## WORK TO DO:
Extract the entries in their exact form.

## STORED RECORDS:
'''

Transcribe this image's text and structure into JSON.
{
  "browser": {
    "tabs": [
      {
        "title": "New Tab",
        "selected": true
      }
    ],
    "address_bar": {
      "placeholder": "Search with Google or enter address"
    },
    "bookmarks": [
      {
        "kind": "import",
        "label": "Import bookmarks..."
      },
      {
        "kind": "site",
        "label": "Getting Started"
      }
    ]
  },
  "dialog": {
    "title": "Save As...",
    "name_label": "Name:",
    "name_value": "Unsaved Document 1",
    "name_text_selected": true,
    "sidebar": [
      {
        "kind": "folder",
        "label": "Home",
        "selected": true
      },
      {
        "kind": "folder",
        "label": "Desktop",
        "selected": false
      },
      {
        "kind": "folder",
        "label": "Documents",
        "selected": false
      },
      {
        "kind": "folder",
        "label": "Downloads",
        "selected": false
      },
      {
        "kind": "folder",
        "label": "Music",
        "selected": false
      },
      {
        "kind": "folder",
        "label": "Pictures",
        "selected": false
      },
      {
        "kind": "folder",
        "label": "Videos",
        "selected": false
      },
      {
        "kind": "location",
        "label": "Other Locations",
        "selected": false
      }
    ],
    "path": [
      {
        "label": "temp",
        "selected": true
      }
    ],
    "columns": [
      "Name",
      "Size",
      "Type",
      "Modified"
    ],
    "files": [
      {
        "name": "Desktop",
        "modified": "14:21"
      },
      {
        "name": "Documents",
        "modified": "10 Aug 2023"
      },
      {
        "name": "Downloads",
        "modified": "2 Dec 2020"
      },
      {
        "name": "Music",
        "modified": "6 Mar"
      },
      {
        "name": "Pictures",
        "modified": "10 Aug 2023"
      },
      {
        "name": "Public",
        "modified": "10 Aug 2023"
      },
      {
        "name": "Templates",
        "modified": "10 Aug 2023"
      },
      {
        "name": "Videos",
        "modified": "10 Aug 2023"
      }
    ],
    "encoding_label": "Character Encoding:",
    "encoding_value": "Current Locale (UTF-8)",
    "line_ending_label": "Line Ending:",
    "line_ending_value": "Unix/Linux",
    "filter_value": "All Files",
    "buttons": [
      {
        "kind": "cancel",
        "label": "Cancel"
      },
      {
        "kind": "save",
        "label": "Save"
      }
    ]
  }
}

'''

## EXERCISE OUTPUT:
Transcribe this image's text and structure into JSON.
{
  "browser": {
    "tabs": [
      {
        "title": "New Tab",
        "selected": true
      }
    ],
    "address_bar": {
      "placeholder": "Search with Google or enter address"
    },
    "bookmarks": [
      {
        "kind": "import",
        "label": "Import bookmarks..."
      },
      {
        "kind": "site",
        "label": "Getting Started"
      }
    ]
  },
  "dialog": {
    "title": "Save As...",
    "name_label": "Name:",
    "name_value": "Unsaved Document 1",
    "name_text_selected": true,
    "sidebar": [
      {
        "kind": "folder",
        "label": "Home",
        "selected": true
      },
      {
        "kind": "folder",
        "label": "Desktop",
        "selected": false
      },
      {
        "kind": "folder",
        "label": "Documents",
        "selected": false
      },
      {
        "kind": "folder",
        "label": "Downloads",
        "selected": false
      },
      {
        "kind": "folder",
        "label": "Music",
        "selected": false
      },
      {
        "kind": "folder",
        "label": "Pictures",
        "selected": false
      },
      {
        "kind": "folder",
        "label": "Videos",
        "selected": false
      },
      {
        "kind": "location",
        "label": "Other Locations",
        "selected": false
      }
    ],
    "path": [
      {
        "label": "temp",
        "selected": true
      }
    ],
    "columns": [
      "Name",
      "Size",
      "Type",
      "Modified"
    ],
    "files": [
      {
        "name": "Desktop",
        "modified": "14:21"
      },
      {
        "name": "Documents",
        "modified": "10 Aug 2023"
      },
      {
        "name": "Downloads",
        "modified": "2 Dec 2020"
      },
      {
        "name": "Music",
        "modified": "6 Mar"
      },
      {
        "name": "Pictures",
        "modified": "10 Aug 2023"
      },
      {
        "name": "Public",
        "modified": "10 Aug 2023"
      },
      {
        "name": "Templates",
        "modified": "10 Aug 2023"
      },
      {
        "name": "Videos",
        "modified": "10 Aug 2023"
      }
    ],
    "encoding_label": "Character Encoding:",
    "encoding_value": "Current Locale (UTF-8)",
    "line_ending_label": "Line Ending:",
    "line_ending_value": "Unix/Linux",
    "filter_value": "All Files",
    "buttons": [
      {
        "kind": "cancel",
        "label": "Cancel"
      },
      {
        "kind": "save",
        "label": "Save"
      }
    ]
  }
}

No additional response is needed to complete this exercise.